What you should do
In the entries below, count the lines holding "Broche". Reply with the number only.

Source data
BEGIN
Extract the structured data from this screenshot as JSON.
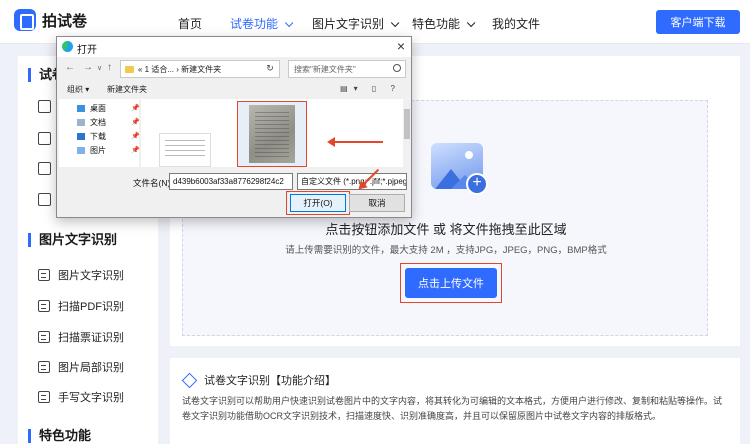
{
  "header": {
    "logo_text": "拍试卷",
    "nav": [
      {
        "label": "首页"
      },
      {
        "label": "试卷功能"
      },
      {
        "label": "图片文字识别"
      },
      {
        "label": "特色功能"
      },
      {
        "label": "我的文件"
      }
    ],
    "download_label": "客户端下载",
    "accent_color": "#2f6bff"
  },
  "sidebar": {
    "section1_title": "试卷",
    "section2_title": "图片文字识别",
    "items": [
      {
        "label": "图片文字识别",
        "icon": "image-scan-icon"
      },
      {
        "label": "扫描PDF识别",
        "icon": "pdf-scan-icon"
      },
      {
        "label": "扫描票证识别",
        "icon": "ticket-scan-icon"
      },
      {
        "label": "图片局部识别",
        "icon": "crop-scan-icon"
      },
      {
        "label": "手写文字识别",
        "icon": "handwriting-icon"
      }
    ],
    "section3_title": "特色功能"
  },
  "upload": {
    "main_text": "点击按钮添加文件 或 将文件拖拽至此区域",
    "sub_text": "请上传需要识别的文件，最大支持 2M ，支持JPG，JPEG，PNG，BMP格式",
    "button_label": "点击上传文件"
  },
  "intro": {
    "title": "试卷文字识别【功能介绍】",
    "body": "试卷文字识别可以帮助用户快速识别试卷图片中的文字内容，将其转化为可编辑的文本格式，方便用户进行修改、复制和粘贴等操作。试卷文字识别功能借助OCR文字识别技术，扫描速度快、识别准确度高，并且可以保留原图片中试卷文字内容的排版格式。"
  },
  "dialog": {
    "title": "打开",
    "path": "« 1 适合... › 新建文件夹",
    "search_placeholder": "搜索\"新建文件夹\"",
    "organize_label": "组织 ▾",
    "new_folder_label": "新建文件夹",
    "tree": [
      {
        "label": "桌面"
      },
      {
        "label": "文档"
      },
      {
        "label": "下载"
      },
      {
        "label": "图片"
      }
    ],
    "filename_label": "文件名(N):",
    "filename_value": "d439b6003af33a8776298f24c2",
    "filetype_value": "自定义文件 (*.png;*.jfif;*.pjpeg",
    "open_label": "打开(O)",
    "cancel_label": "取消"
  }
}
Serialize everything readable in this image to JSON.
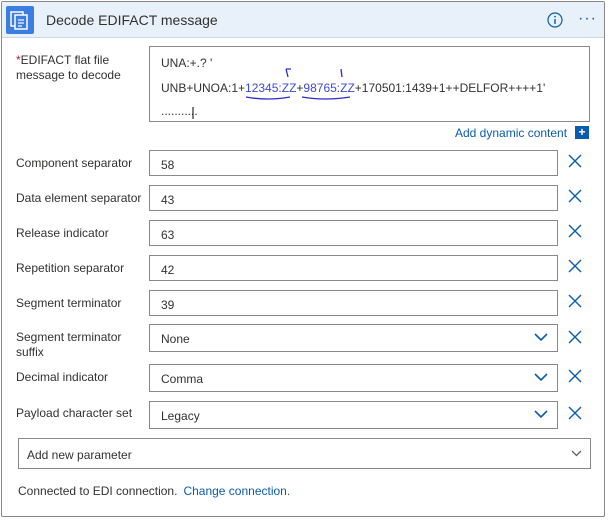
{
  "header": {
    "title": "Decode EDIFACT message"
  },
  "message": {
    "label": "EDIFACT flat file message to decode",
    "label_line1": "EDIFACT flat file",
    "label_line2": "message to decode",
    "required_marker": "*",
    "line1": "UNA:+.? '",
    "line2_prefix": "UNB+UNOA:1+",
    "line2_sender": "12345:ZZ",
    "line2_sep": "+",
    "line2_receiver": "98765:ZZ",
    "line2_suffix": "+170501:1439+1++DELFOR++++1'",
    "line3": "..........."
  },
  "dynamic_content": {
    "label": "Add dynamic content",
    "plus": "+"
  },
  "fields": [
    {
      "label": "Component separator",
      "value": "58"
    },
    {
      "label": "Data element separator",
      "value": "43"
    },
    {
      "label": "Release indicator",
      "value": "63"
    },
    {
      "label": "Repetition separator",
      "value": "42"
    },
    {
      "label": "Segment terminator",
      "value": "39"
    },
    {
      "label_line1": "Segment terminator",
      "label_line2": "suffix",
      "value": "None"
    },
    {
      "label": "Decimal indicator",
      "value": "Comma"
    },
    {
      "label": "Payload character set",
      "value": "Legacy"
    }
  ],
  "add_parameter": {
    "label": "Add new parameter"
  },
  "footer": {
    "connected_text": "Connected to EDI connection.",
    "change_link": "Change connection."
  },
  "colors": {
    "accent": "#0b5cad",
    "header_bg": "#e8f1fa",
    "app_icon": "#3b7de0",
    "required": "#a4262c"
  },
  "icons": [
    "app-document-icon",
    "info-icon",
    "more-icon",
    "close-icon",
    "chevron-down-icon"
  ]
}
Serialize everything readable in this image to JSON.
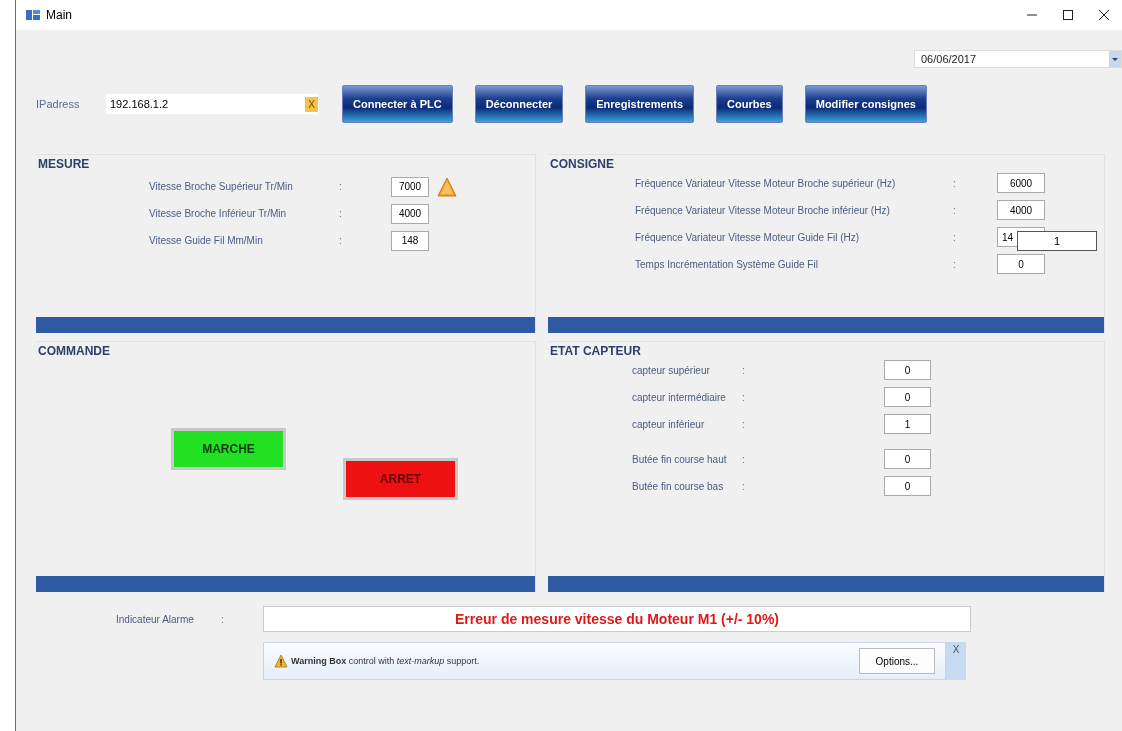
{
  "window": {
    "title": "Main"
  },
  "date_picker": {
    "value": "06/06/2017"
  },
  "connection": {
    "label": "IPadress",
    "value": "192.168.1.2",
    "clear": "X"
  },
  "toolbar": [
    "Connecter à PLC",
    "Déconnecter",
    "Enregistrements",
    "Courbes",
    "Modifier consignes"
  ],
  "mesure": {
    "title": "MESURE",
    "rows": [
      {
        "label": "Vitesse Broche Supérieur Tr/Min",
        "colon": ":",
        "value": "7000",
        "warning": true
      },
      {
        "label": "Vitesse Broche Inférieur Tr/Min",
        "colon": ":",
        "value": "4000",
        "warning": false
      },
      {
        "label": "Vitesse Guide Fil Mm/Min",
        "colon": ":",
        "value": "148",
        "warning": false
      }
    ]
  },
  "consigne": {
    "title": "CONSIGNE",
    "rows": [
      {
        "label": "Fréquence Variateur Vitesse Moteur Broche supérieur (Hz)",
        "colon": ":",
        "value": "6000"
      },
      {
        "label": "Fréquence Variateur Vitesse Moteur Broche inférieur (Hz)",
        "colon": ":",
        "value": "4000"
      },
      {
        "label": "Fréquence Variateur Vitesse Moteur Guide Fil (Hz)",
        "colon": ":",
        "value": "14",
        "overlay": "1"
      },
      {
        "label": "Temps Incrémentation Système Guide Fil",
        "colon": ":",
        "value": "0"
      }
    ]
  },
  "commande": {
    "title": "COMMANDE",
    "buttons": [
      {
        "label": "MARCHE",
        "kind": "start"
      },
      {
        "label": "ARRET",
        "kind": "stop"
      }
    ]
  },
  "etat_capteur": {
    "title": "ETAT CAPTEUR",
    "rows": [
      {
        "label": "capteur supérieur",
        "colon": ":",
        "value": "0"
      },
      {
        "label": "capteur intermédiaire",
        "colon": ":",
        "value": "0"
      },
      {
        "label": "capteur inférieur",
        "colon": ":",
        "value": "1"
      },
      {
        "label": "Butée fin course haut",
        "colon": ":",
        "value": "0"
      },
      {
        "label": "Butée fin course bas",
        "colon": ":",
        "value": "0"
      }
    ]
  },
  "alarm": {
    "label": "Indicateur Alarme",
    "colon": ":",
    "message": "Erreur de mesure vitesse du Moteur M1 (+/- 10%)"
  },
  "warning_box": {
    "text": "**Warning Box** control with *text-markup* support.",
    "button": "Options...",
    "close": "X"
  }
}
END
BEGIN
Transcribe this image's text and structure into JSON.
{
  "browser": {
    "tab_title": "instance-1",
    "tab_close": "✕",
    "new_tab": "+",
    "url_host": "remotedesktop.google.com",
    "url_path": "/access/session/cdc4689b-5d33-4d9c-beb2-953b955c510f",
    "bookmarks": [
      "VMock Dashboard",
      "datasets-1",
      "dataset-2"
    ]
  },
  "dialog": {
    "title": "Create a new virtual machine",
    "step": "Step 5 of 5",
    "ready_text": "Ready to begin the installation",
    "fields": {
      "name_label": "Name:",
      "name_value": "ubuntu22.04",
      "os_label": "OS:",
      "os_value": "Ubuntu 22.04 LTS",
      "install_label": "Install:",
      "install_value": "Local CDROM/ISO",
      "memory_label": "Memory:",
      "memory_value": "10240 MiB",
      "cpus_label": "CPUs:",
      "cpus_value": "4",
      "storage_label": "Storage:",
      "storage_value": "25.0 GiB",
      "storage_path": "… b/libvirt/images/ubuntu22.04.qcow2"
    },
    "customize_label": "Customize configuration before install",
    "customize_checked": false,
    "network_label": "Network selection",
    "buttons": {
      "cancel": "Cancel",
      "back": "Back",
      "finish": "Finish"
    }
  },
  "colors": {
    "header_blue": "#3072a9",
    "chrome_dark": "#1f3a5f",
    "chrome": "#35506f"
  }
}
END
BEGIN
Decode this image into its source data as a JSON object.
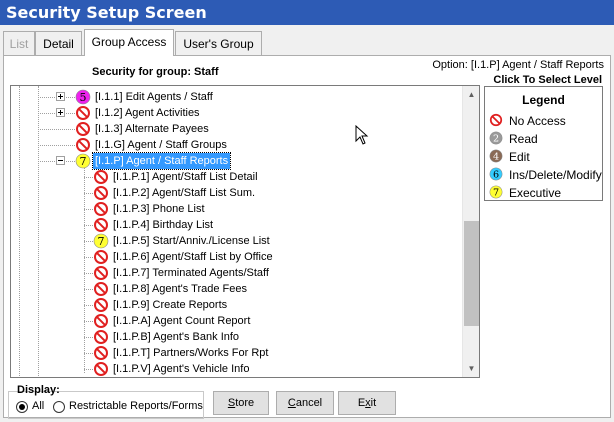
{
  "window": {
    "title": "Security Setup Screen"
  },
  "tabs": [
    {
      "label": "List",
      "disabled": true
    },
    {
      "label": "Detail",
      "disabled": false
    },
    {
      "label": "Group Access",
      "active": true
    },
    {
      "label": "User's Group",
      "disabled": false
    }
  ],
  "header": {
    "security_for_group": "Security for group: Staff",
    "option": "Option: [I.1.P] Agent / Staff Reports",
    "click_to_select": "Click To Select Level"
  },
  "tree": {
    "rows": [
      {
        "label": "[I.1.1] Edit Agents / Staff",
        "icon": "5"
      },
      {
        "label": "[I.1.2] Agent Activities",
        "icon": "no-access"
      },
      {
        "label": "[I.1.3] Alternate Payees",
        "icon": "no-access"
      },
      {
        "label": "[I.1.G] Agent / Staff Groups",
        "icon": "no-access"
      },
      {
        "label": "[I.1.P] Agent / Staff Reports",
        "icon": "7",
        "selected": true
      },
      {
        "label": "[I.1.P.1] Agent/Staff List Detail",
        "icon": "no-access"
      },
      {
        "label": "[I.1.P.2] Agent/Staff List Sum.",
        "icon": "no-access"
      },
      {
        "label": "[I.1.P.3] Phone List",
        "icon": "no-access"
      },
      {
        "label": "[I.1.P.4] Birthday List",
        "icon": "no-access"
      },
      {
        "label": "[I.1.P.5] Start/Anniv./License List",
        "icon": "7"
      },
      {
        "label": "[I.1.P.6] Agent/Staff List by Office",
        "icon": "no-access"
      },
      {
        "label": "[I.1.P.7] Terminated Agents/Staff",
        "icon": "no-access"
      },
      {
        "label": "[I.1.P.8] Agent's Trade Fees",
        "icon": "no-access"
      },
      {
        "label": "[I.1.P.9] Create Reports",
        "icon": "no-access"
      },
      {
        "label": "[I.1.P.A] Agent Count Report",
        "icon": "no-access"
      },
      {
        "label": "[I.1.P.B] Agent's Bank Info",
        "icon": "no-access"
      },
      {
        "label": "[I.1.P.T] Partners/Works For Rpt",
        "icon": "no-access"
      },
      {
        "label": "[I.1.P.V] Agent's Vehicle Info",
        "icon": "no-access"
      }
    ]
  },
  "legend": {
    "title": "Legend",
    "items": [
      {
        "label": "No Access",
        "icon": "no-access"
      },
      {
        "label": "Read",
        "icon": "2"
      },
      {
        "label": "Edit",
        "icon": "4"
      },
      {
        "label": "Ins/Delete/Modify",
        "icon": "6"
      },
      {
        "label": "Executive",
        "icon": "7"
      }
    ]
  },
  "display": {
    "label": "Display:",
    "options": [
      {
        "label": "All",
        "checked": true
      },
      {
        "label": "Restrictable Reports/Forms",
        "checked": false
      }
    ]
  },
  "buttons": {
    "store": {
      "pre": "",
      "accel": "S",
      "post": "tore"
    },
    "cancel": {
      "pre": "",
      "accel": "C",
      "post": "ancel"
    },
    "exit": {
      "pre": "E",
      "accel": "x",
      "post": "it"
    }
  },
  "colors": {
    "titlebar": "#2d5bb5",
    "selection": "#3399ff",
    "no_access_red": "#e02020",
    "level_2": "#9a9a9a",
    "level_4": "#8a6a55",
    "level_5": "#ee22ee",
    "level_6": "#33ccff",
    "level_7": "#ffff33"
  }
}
END
Correct answer
4